[START]

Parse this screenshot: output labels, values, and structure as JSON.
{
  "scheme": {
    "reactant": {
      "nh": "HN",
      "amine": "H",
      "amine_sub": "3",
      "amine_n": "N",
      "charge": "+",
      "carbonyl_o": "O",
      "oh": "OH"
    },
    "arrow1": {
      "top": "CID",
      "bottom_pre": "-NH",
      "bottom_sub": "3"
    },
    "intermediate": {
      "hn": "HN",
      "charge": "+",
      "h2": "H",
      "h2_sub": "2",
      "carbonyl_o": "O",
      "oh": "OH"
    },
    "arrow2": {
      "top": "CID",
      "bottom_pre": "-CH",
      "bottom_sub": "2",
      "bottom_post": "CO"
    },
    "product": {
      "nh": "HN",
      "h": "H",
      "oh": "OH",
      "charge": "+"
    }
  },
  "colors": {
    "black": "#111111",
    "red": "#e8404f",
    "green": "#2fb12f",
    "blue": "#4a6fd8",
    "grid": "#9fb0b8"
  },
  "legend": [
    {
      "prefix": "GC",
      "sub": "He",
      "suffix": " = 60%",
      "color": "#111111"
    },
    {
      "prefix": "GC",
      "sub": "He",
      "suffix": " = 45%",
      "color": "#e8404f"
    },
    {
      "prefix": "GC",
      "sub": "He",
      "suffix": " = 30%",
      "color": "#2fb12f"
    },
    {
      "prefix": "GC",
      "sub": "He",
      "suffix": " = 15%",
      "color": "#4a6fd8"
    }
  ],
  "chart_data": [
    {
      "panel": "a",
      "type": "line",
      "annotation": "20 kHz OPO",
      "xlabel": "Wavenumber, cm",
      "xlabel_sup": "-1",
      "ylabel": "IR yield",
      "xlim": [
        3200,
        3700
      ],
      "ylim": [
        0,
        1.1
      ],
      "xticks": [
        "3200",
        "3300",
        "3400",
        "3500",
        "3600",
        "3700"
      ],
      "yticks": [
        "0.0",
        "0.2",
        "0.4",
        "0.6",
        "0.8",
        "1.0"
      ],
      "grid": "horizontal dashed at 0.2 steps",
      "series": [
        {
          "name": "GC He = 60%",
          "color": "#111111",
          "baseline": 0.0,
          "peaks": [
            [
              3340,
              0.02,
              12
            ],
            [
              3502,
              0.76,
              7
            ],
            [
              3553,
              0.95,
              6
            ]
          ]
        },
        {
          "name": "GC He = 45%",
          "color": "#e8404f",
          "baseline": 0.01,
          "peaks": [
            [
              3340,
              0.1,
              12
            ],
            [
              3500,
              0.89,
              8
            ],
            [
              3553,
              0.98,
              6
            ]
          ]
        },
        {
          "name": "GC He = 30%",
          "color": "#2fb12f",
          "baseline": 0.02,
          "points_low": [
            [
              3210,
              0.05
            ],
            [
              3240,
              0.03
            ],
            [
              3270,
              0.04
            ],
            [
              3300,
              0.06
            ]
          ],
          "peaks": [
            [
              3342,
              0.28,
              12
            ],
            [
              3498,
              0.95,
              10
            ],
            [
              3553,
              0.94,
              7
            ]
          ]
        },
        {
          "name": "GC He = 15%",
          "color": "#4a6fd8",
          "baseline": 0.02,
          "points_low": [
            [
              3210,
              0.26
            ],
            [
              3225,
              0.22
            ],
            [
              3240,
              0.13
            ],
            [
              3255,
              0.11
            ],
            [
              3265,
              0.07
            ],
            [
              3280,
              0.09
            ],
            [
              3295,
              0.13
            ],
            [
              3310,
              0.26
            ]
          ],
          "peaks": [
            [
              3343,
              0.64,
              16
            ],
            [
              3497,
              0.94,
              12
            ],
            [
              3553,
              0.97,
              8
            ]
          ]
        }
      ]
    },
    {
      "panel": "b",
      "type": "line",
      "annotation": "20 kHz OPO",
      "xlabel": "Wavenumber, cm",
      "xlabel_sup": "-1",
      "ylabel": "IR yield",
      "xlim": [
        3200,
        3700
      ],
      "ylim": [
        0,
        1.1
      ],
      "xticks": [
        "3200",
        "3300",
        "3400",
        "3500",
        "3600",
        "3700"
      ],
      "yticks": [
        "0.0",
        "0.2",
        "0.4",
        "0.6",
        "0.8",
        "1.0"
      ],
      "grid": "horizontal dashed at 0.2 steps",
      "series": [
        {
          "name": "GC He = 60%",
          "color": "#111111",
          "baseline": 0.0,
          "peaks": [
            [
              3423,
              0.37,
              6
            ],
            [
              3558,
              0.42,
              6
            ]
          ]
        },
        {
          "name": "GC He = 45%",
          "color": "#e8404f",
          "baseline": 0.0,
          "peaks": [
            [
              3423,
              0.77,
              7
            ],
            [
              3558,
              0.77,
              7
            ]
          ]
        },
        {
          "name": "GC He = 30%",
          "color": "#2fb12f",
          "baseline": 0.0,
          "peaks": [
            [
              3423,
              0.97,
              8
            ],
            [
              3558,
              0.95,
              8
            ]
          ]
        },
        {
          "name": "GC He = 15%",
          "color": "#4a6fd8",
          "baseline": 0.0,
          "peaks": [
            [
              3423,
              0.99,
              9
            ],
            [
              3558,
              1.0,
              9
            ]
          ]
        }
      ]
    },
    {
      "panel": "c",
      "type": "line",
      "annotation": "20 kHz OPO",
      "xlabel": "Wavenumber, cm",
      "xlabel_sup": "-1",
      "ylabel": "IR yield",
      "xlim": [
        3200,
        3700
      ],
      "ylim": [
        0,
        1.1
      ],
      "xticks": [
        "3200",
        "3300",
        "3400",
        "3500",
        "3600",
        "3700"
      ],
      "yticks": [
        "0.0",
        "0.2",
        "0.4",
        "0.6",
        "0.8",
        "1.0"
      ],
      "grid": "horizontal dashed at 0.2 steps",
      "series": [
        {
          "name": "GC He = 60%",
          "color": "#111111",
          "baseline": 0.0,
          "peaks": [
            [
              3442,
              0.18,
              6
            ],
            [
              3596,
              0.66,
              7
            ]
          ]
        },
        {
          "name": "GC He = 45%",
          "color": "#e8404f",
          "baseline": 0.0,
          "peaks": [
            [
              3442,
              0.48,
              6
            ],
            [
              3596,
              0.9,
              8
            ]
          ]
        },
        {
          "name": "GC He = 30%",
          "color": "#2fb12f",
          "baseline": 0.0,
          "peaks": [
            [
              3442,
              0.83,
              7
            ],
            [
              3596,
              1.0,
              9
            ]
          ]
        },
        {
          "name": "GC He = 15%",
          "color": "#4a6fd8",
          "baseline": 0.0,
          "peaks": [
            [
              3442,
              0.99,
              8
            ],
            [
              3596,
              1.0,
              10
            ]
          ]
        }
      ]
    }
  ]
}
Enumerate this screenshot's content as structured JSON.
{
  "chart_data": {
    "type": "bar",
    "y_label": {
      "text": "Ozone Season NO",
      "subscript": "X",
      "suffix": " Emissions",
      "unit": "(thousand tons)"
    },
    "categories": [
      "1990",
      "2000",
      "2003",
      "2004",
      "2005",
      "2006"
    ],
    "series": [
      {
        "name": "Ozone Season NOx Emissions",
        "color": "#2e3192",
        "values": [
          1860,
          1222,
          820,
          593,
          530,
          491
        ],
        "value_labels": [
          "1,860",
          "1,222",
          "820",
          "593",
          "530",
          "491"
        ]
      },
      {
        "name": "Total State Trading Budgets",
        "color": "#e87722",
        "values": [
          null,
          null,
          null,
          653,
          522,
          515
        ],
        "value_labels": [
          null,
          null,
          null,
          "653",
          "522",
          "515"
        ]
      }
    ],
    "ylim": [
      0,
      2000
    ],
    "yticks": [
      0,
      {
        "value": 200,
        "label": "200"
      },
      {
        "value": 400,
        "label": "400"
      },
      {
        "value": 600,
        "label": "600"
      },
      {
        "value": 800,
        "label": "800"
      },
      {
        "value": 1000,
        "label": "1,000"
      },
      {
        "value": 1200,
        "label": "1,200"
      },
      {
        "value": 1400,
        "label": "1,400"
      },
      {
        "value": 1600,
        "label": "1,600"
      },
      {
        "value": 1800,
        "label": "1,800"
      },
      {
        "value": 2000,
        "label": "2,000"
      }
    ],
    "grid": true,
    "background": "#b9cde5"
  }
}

[END]

> _TASK DESCRIPTION_
Select the lines in this material that hold the word "suffix", leaving none out.

> _WORKED ANSWER_
      "suffix": " = 60%",
      "suffix": " = 45%",
      "suffix": " = 30%",
      "suffix": " = 15%",
      "suffix": " Emissions",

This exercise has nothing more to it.